***** MATERIAL PROVIDED
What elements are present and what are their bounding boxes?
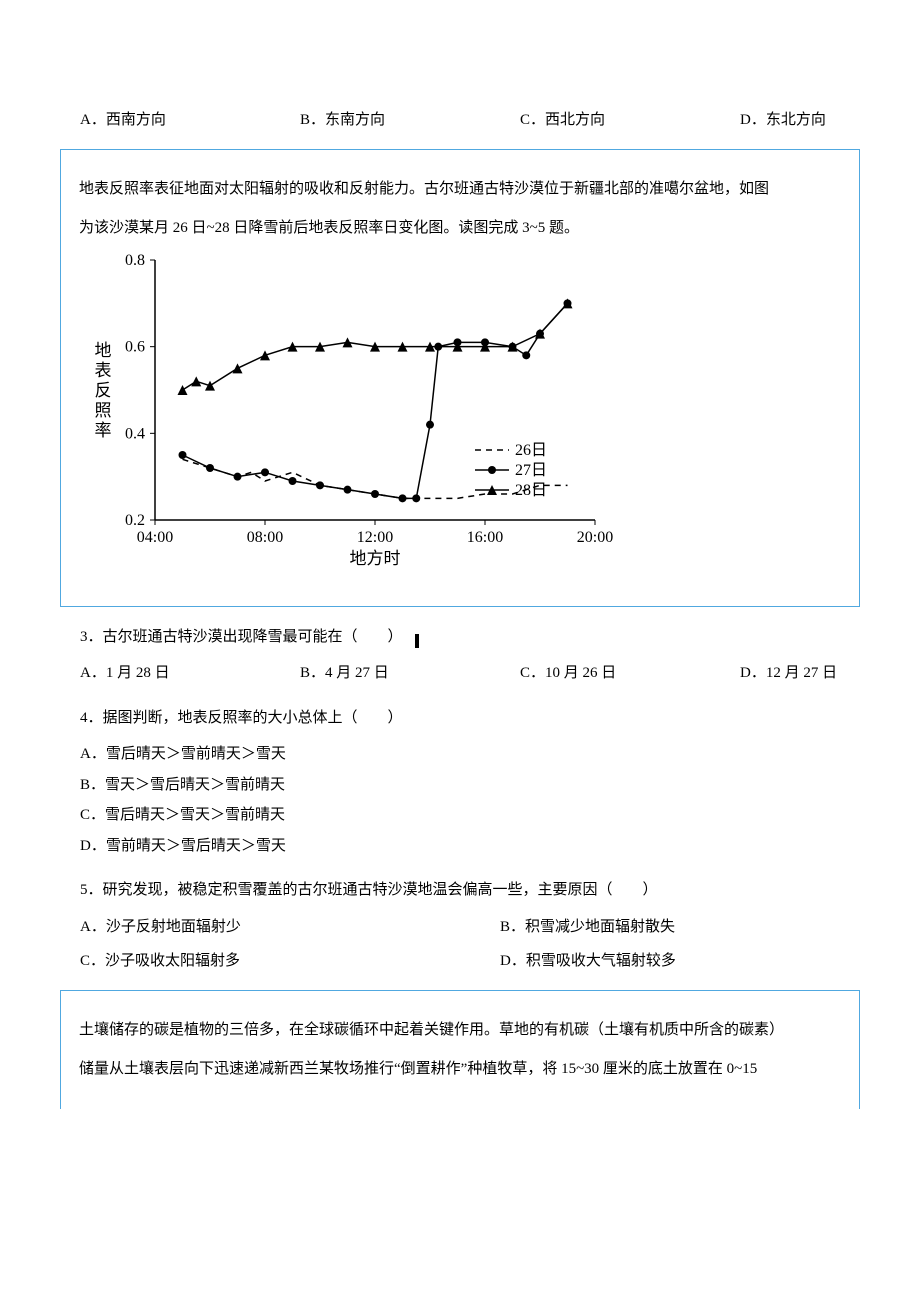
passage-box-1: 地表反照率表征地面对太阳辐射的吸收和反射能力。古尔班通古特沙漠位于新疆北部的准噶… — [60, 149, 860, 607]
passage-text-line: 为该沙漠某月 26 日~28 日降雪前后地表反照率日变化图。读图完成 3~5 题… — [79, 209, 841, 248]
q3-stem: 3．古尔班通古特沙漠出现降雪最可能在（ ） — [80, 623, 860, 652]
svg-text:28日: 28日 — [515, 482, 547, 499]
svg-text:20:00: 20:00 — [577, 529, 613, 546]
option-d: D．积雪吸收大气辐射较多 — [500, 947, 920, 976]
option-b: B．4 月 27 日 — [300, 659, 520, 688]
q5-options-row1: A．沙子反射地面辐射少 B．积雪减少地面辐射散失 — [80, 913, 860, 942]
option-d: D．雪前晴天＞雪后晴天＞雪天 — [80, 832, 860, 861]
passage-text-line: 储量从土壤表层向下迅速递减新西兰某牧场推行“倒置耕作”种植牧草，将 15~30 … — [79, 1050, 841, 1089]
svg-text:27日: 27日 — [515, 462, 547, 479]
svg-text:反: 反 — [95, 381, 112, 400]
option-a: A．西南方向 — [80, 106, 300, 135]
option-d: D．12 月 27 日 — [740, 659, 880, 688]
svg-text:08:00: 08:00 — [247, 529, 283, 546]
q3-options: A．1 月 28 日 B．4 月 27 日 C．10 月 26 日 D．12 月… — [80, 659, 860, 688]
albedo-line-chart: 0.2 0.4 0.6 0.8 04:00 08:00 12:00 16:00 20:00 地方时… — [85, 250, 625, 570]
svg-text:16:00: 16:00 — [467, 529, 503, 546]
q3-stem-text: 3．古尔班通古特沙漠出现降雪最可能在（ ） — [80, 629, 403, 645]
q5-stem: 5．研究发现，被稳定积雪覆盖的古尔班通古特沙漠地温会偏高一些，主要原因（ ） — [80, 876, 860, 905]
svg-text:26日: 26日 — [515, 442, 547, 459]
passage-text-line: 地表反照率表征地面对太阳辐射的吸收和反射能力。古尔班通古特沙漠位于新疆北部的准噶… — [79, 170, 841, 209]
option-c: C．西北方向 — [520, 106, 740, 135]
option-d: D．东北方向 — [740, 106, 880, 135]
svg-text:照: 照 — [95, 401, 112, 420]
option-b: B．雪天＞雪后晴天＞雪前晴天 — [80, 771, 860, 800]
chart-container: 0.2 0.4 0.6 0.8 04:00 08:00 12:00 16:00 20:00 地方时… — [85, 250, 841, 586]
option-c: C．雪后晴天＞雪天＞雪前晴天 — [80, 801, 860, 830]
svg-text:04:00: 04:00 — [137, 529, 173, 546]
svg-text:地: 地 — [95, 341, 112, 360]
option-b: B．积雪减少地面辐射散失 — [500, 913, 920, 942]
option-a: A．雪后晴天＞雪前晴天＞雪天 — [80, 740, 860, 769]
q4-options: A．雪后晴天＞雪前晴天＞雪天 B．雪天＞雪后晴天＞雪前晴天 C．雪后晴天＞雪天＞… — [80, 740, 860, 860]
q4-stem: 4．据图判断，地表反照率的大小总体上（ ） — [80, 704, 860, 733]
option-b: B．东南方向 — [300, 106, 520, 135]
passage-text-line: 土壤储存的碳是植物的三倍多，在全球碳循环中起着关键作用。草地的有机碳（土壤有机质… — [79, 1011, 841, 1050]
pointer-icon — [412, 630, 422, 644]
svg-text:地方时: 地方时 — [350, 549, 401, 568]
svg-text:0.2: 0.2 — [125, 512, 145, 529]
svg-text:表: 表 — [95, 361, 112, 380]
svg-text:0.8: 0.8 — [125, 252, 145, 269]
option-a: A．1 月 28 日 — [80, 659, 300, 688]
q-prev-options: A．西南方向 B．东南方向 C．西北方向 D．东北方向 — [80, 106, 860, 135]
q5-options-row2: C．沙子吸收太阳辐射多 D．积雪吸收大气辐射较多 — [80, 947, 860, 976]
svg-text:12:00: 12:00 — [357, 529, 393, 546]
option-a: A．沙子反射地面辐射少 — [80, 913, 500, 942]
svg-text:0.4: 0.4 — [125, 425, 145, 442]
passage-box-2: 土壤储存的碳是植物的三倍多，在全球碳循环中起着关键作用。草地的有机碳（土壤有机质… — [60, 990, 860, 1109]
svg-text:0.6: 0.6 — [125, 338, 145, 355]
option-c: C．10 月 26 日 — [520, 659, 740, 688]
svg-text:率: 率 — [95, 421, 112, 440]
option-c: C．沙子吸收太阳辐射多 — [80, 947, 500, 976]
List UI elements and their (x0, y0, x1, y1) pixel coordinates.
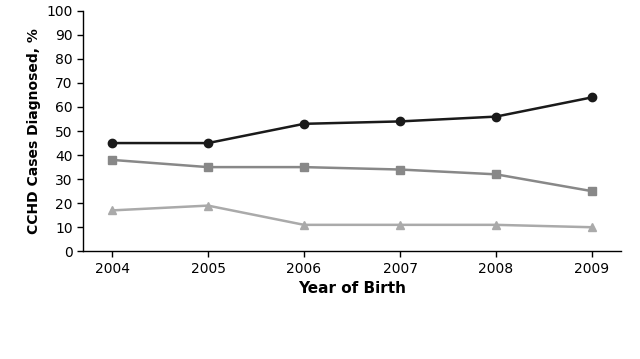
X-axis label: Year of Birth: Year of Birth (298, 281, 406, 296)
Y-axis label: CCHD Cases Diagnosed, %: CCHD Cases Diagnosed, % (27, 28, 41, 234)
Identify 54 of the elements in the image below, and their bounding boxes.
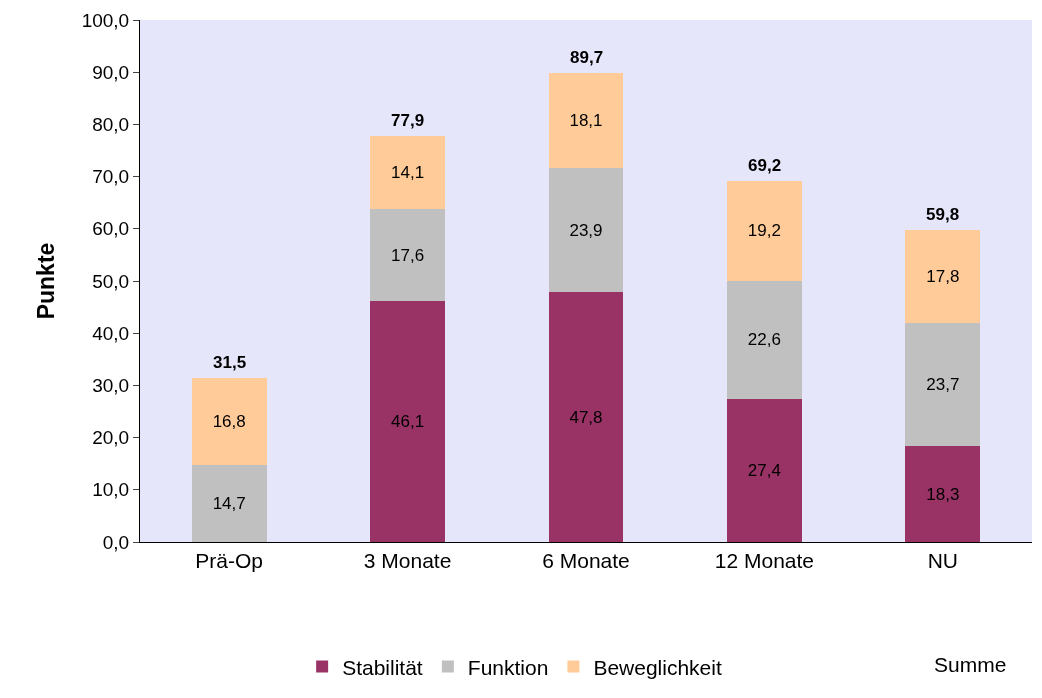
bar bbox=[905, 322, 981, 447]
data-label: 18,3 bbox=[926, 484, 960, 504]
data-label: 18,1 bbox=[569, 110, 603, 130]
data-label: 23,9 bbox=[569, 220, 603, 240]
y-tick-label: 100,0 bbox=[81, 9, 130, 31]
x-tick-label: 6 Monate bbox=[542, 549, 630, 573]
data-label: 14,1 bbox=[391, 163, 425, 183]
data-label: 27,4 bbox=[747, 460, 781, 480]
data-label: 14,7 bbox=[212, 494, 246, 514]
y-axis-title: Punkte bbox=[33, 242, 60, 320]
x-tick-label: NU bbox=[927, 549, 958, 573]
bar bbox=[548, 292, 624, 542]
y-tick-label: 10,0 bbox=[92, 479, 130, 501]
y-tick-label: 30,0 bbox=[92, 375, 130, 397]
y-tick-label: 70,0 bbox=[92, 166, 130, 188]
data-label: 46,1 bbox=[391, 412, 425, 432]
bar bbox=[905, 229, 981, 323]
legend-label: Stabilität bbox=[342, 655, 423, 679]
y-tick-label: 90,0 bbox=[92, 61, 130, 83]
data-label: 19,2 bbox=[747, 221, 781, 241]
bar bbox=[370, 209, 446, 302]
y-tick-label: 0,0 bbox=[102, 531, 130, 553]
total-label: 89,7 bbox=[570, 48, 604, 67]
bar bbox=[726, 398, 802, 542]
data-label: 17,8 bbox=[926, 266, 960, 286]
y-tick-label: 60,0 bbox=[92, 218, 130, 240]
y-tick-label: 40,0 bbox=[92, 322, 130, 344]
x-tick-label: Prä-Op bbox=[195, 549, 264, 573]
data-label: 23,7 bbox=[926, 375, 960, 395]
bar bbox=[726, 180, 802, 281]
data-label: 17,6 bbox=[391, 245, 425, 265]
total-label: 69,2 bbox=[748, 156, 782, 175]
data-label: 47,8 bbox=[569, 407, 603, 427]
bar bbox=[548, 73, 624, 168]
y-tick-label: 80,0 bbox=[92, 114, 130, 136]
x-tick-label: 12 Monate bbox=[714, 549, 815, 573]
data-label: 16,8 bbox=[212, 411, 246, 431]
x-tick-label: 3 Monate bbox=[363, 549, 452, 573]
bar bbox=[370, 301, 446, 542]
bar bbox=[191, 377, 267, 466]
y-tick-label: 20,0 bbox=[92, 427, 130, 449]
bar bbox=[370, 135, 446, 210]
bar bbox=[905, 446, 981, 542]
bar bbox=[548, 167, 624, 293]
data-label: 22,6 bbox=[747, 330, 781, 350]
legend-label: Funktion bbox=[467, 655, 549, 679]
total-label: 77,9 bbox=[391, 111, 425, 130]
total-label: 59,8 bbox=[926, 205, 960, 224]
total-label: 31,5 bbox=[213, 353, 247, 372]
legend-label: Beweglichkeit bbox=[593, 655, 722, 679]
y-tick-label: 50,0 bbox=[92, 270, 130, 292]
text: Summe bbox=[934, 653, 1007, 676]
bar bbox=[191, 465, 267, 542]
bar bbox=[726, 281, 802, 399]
**********
TASK: Count the lines in the data above that contain the string "options", with case counting, and give only the number.

SOLUTION TO THIS EXERCISE: 5